# THE REQUEST
Extract all of the entries and set them down verbatim.

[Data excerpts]
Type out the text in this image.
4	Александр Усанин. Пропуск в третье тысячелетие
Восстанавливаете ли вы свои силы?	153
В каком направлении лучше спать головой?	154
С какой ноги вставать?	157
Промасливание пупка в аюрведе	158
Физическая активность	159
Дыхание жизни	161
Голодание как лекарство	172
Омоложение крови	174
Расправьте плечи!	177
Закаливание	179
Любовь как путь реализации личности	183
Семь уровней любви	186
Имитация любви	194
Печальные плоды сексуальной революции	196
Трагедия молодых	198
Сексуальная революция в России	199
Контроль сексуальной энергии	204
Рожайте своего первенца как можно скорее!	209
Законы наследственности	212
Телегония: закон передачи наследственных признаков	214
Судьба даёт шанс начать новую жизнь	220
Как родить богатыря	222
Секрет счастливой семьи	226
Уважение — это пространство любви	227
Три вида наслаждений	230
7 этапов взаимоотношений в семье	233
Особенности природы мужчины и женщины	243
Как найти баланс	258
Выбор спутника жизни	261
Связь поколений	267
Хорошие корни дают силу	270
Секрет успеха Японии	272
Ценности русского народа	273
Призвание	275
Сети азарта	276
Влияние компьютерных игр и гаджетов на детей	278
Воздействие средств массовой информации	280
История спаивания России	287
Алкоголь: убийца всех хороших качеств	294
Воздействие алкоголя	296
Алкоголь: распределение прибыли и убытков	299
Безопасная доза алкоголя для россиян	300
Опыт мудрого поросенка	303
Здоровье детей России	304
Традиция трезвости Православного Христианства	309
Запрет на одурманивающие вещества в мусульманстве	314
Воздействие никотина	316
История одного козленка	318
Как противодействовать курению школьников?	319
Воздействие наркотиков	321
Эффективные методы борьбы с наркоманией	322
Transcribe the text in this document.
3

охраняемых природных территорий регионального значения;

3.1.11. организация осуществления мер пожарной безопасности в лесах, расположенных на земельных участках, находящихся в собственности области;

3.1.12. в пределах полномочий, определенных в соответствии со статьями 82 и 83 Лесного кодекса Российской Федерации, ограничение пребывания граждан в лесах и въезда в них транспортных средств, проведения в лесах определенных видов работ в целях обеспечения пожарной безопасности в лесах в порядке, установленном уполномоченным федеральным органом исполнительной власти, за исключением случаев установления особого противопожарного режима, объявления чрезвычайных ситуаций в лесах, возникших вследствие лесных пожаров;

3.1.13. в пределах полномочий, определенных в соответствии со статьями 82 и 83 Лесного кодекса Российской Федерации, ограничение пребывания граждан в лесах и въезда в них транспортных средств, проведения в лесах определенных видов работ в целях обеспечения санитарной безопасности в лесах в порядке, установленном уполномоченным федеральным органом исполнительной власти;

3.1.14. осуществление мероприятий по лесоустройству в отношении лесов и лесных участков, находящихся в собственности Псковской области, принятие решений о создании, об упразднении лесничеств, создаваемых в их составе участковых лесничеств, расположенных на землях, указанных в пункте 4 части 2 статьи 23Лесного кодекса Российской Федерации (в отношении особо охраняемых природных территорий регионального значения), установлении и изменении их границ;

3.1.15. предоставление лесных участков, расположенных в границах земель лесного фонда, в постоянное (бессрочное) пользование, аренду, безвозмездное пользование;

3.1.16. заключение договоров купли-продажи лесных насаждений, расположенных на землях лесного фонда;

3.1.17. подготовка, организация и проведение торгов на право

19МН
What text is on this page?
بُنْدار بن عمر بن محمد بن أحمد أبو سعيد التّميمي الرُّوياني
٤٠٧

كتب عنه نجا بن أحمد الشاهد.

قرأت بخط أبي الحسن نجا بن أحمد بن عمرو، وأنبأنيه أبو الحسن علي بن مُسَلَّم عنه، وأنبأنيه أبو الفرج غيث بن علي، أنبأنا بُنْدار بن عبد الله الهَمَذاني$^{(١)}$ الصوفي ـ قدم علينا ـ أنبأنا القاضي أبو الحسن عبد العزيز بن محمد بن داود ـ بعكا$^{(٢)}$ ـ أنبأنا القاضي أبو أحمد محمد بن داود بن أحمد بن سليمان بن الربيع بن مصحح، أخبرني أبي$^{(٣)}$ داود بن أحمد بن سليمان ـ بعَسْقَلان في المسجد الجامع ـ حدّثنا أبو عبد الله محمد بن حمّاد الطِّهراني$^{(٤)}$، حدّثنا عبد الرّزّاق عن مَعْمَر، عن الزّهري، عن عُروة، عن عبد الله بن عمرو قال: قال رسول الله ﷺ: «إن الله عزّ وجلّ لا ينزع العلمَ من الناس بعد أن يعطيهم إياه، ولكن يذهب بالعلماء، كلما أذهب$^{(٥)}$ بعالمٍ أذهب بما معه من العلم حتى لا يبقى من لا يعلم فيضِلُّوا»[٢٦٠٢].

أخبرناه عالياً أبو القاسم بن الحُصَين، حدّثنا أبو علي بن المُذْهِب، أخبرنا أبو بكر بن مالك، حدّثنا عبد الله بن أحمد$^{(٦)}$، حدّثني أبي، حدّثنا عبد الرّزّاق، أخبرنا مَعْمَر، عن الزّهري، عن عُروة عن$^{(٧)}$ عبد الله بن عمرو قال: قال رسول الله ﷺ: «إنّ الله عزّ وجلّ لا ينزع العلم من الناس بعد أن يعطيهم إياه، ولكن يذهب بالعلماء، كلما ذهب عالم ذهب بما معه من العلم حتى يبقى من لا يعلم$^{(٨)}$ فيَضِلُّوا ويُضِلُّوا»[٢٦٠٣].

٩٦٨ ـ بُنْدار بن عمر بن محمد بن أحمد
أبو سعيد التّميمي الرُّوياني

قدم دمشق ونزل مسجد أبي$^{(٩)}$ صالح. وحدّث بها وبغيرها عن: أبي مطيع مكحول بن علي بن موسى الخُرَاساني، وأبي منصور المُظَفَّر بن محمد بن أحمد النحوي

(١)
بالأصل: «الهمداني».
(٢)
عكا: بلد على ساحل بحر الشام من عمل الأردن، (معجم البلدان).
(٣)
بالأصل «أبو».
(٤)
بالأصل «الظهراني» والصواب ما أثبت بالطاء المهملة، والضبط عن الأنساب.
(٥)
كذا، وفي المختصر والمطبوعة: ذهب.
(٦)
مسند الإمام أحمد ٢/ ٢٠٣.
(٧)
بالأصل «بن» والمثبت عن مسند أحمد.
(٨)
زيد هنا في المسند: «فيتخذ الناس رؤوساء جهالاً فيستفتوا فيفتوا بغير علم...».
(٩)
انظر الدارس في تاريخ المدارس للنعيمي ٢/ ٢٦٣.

# FINISHED ANSWER
Type out the text in this image.
4	Александр Усанин. Пропуск в третье тысячелетие
Восстанавливаете ли вы свои силы?	153
В каком направлении лучше спать головой?	154
С какой ноги вставать?	157
Промасливание пупка в аюрведе	158
Физическая активность	159
Дыхание жизни	161
Голодание как лекарство	172
Омоложение крови	174
Расправьте плечи!	177
Закаливание	179
Любовь как путь реализации личности	183
Семь уровней любви	186
Имитация любви	194
Печальные плоды сексуальной революции	196
Трагедия молодых	198
Сексуальная революция в России	199
Контроль сексуальной энергии	204
Рожайте своего первенца как можно скорее!	209
Законы наследственности	212
Телегония: закон передачи наследственных признаков	214
Судьба даёт шанс начать новую жизнь	220
Как родить богатыря	222
Секрет счастливой семьи	226
Уважение — это пространство любви	227
Три вида наслаждений	230
7 этапов взаимоотношений в семье	233
Особенности природы мужчины и женщины	243
Как найти баланс	258
Выбор спутника жизни	261
Связь поколений	267
Хорошие корни дают силу	270
Секрет успеха Японии	272
Ценности русского народа	273
Призвание	275
Сети азарта	276
Влияние компьютерных игр и гаджетов на детей	278
Воздействие средств массовой информации	280
История спаивания России	287
Алкоголь: убийца всех хороших качеств	294
Воздействие алкоголя	296
Алкоголь: распределение прибыли и убытков	299
Безопасная доза алкоголя для россиян	300
Опыт мудрого поросенка	303
Здоровье детей России	304
Традиция трезвости Православного Христианства	309
Запрет на одурманивающие вещества в мусульманстве	314
Воздействие никотина	316
История одного козленка	318
Как противодействовать курению школьников?	319
Воздействие наркотиков	321
Эффективные методы борьбы с наркоманией	322
Transcribe the text in this document.
3

охраняемых природных территорий регионального значения;

3.1.11. организация осуществления мер пожарной безопасности в лесах, расположенных на земельных участках, находящихся в собственности области;

3.1.12. в пределах полномочий, определенных в соответствии со статьями 82 и 83 Лесного кодекса Российской Федерации, ограничение пребывания граждан в лесах и въезда в них транспортных средств, проведения в лесах определенных видов работ в целях обеспечения пожарной безопасности в лесах в порядке, установленном уполномоченным федеральным органом исполнительной власти, за исключением случаев установления особого противопожарного режима, объявления чрезвычайных ситуаций в лесах, возникших вследствие лесных пожаров;

3.1.13. в пределах полномочий, определенных в соответствии со статьями 82 и 83 Лесного кодекса Российской Федерации, ограничение пребывания граждан в лесах и въезда в них транспортных средств, проведения в лесах определенных видов работ в целях обеспечения санитарной безопасности в лесах в порядке, установленном уполномоченным федеральным органом исполнительной власти;

3.1.14. осуществление мероприятий по лесоустройству в отношении лесов и лесных участков, находящихся в собственности Псковской области, принятие решений о создании, об упразднении лесничеств, создаваемых в их составе участковых лесничеств, расположенных на землях, указанных в пункте 4 части 2 статьи 23Лесного кодекса Российской Федерации (в отношении особо охраняемых природных территорий регионального значения), установлении и изменении их границ;

3.1.15. предоставление лесных участков, расположенных в границах земель лесного фонда, в постоянное (бессрочное) пользование, аренду, безвозмездное пользование;

3.1.16. заключение договоров купли-продажи лесных насаждений, расположенных на землях лесного фонда;

3.1.17. подготовка, организация и проведение торгов на право

19МН
What text is on this page?
بُنْدار بن عمر بن محمد بن أحمد أبو سعيد التّميمي الرُّوياني
٤٠٧

كتب عنه نجا بن أحمد الشاهد.

قرأت بخط أبي الحسن نجا بن أحمد بن عمرو، وأنبأنيه أبو الحسن علي بن مُسَلَّم عنه، وأنبأنيه أبو الفرج غيث بن علي، أنبأنا بُنْدار بن عبد الله الهَمَذاني$^{(١)}$ الصوفي ـ قدم علينا ـ أنبأنا القاضي أبو الحسن عبد العزيز بن محمد بن داود ـ بعكا$^{(٢)}$ ـ أنبأنا القاضي أبو أحمد محمد بن داود بن أحمد بن سليمان بن الربيع بن مصحح، أخبرني أبي$^{(٣)}$ داود بن أحمد بن سليمان ـ بعَسْقَلان في المسجد الجامع ـ حدّثنا أبو عبد الله محمد بن حمّاد الطِّهراني$^{(٤)}$، حدّثنا عبد الرّزّاق عن مَعْمَر، عن الزّهري، عن عُروة، عن عبد الله بن عمرو قال: قال رسول الله ﷺ: «إن الله عزّ وجلّ لا ينزع العلمَ من الناس بعد أن يعطيهم إياه، ولكن يذهب بالعلماء، كلما أذهب$^{(٥)}$ بعالمٍ أذهب بما معه من العلم حتى لا يبقى من لا يعلم فيضِلُّوا»[٢٦٠٢].

أخبرناه عالياً أبو القاسم بن الحُصَين، حدّثنا أبو علي بن المُذْهِب، أخبرنا أبو بكر بن مالك، حدّثنا عبد الله بن أحمد$^{(٦)}$، حدّثني أبي، حدّثنا عبد الرّزّاق، أخبرنا مَعْمَر، عن الزّهري، عن عُروة عن$^{(٧)}$ عبد الله بن عمرو قال: قال رسول الله ﷺ: «إنّ الله عزّ وجلّ لا ينزع العلم من الناس بعد أن يعطيهم إياه، ولكن يذهب بالعلماء، كلما ذهب عالم ذهب بما معه من العلم حتى يبقى من لا يعلم$^{(٨)}$ فيَضِلُّوا ويُضِلُّوا»[٢٦٠٣].

٩٦٨ ـ بُنْدار بن عمر بن محمد بن أحمد
أبو سعيد التّميمي الرُّوياني

قدم دمشق ونزل مسجد أبي$^{(٩)}$ صالح. وحدّث بها وبغيرها عن: أبي مطيع مكحول بن علي بن موسى الخُرَاساني، وأبي منصور المُظَفَّر بن محمد بن أحمد النحوي

(١)
بالأصل: «الهمداني».
(٢)
عكا: بلد على ساحل بحر الشام من عمل الأردن، (معجم البلدان).
(٣)
بالأصل «أبو».
(٤)
بالأصل «الظهراني» والصواب ما أثبت بالطاء المهملة، والضبط عن الأنساب.
(٥)
كذا، وفي المختصر والمطبوعة: ذهب.
(٦)
مسند الإمام أحمد ٢/ ٢٠٣.
(٧)
بالأصل «بن» والمثبت عن مسند أحمد.
(٨)
زيد هنا في المسند: «فيتخذ الناس رؤوساء جهالاً فيستفتوا فيفتوا بغير علم...».
(٩)
انظر الدارس في تاريخ المدارس للنعيمي ٢/ ٢٦٣.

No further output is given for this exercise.